• GIVEN TASK: State how many lines hold the word "title", with no other words.

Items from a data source
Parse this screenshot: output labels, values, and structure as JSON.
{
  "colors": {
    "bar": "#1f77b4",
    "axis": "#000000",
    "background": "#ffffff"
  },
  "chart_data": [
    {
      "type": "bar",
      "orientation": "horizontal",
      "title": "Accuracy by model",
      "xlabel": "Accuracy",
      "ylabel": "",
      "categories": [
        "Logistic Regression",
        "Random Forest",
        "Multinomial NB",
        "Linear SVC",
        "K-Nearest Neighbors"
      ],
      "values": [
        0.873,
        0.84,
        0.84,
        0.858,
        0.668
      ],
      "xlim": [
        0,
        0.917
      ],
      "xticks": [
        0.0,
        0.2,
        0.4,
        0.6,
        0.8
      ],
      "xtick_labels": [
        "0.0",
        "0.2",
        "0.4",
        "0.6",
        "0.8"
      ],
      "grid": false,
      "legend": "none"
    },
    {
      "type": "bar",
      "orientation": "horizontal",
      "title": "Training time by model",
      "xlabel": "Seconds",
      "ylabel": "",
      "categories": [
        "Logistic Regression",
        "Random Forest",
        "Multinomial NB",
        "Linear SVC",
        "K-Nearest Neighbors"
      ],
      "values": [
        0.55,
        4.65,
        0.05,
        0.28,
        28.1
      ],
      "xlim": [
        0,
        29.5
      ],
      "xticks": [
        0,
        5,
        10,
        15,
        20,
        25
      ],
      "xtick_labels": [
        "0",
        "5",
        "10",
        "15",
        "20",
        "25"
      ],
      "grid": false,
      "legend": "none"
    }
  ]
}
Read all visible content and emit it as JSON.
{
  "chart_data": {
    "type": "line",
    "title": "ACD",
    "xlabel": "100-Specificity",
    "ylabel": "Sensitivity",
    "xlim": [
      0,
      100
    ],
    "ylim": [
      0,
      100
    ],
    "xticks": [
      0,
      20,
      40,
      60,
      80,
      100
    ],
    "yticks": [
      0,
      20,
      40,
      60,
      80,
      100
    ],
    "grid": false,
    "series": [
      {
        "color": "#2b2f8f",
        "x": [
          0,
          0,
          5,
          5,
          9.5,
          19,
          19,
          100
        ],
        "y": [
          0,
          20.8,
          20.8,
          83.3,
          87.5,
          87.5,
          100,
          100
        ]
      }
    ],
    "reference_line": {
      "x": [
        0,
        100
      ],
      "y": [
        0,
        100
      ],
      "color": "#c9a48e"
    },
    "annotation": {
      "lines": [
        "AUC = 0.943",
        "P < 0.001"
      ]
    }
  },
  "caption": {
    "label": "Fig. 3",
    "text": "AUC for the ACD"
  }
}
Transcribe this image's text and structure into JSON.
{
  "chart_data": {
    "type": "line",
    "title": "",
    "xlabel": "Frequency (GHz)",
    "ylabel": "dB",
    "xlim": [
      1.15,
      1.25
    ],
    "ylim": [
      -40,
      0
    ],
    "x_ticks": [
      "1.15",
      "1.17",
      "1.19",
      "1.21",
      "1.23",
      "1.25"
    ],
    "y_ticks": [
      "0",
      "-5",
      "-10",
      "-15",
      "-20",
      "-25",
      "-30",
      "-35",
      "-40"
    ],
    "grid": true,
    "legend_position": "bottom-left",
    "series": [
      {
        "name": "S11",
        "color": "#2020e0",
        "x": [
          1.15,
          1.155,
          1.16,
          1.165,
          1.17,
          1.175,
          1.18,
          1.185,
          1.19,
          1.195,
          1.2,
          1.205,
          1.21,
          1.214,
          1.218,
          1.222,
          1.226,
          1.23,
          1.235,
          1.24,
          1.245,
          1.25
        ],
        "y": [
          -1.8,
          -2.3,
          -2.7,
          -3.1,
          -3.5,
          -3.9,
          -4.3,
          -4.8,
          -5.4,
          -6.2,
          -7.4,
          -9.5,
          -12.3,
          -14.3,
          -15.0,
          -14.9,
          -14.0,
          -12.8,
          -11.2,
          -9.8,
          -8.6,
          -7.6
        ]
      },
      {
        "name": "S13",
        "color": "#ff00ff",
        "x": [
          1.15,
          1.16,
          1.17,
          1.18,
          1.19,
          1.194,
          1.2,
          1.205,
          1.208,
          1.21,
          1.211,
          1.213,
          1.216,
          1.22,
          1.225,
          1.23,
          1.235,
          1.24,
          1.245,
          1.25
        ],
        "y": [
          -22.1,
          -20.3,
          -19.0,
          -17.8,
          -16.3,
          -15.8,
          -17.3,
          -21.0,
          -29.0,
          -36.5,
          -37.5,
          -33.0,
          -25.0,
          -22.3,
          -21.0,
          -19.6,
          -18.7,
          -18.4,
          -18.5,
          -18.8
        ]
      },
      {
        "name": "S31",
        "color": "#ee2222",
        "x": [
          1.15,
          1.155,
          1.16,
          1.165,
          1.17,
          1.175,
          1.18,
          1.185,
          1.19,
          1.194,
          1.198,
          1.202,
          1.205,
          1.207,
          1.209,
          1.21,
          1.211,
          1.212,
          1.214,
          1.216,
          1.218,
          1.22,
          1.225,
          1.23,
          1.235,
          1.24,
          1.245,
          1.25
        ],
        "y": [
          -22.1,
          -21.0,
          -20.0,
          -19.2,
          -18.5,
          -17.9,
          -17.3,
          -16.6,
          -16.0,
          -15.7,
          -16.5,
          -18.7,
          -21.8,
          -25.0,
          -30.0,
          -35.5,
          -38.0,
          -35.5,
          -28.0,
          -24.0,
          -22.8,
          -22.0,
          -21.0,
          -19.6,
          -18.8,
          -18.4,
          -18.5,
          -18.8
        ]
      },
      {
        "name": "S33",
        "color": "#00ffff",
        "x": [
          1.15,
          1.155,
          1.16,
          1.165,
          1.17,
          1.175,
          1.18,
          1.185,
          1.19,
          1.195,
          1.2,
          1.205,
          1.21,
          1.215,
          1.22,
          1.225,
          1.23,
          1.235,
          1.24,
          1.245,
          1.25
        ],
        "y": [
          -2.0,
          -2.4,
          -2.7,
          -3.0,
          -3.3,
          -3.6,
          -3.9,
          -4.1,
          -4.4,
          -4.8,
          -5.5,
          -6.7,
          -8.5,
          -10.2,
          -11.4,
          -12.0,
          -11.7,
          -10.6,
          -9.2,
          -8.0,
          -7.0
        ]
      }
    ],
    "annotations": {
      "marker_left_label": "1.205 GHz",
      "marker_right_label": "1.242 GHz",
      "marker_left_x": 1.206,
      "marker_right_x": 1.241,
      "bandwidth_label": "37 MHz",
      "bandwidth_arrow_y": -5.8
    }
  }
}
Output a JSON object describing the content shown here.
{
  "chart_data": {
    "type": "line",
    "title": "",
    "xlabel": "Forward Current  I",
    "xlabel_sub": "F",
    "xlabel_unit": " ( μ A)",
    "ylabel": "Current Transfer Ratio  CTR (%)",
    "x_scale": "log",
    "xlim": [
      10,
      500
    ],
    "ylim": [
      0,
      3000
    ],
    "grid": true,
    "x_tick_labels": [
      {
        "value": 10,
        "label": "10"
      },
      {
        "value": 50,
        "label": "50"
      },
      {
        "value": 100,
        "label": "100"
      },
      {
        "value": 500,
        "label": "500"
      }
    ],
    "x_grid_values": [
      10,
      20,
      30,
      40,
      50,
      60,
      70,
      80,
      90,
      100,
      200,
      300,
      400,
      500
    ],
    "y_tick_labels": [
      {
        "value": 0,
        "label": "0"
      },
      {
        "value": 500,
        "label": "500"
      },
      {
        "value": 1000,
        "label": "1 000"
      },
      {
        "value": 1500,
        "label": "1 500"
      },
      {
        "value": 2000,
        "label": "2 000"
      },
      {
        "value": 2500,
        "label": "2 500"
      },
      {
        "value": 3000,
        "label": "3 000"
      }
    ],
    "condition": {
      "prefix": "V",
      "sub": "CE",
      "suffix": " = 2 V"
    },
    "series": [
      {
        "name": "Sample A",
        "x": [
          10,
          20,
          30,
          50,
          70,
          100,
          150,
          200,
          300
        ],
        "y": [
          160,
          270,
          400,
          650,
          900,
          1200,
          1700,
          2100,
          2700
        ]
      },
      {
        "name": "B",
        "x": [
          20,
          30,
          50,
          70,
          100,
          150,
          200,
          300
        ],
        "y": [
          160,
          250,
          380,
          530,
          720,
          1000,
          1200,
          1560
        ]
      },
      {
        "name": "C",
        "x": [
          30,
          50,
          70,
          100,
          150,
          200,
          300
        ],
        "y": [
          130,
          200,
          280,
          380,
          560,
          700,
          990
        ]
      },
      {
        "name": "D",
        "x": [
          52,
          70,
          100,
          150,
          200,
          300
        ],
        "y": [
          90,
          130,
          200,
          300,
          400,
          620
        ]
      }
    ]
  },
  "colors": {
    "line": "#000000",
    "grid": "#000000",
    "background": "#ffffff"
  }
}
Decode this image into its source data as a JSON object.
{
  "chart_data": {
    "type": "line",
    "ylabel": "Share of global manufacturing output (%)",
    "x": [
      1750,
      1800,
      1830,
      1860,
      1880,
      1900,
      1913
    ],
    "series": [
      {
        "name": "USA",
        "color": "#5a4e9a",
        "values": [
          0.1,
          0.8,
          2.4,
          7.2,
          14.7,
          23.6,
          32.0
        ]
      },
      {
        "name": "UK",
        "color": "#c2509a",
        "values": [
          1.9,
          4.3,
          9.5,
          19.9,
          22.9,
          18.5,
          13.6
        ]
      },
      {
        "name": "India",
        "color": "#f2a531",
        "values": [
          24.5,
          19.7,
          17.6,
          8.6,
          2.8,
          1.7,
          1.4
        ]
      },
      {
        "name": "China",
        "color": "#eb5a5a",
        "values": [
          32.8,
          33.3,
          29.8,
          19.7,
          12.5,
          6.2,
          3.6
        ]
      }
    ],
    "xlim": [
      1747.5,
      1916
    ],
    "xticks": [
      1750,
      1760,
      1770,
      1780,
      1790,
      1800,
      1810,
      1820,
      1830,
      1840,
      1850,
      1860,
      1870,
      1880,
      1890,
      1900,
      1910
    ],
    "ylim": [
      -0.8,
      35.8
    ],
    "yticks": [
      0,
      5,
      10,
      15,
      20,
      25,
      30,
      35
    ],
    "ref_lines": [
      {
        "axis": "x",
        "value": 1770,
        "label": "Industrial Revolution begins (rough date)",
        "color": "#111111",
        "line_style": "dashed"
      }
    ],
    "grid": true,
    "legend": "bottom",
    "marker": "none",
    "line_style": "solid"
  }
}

• PROBLEM SOLUTION: 5